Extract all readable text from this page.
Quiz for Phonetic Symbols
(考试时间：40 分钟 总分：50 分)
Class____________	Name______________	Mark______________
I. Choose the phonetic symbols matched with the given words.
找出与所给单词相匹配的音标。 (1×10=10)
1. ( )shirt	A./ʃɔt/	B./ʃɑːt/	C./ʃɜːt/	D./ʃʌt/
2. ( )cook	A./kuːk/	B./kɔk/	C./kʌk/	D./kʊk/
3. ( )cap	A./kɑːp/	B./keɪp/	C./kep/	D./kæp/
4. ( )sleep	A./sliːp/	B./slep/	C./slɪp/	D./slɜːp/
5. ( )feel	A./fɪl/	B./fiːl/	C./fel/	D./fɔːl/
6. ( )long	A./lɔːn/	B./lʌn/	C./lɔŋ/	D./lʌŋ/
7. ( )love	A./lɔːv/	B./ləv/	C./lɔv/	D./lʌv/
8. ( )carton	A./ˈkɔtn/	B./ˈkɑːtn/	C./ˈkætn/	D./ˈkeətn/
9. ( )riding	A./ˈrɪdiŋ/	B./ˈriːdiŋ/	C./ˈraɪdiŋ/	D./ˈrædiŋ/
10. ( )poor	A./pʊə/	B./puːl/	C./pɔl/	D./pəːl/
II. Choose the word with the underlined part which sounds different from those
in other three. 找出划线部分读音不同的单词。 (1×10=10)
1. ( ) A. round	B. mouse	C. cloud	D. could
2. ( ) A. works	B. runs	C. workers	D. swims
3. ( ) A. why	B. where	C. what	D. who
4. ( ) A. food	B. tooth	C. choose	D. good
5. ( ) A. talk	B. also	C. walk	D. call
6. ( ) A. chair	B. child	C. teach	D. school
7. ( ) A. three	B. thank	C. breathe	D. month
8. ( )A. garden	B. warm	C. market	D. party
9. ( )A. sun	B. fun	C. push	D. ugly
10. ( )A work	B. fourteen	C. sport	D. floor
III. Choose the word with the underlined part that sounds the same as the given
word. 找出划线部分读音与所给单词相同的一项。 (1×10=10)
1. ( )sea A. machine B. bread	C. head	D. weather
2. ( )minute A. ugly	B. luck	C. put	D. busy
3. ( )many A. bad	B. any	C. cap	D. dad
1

# # # # #

## Given problem
Filter the entries down to the lines containing "sounds". Copy each of those lines.

## Final result
II. Choose the word with the underlined part which sounds different from those
III. Choose the word with the underlined part that sounds the same as the given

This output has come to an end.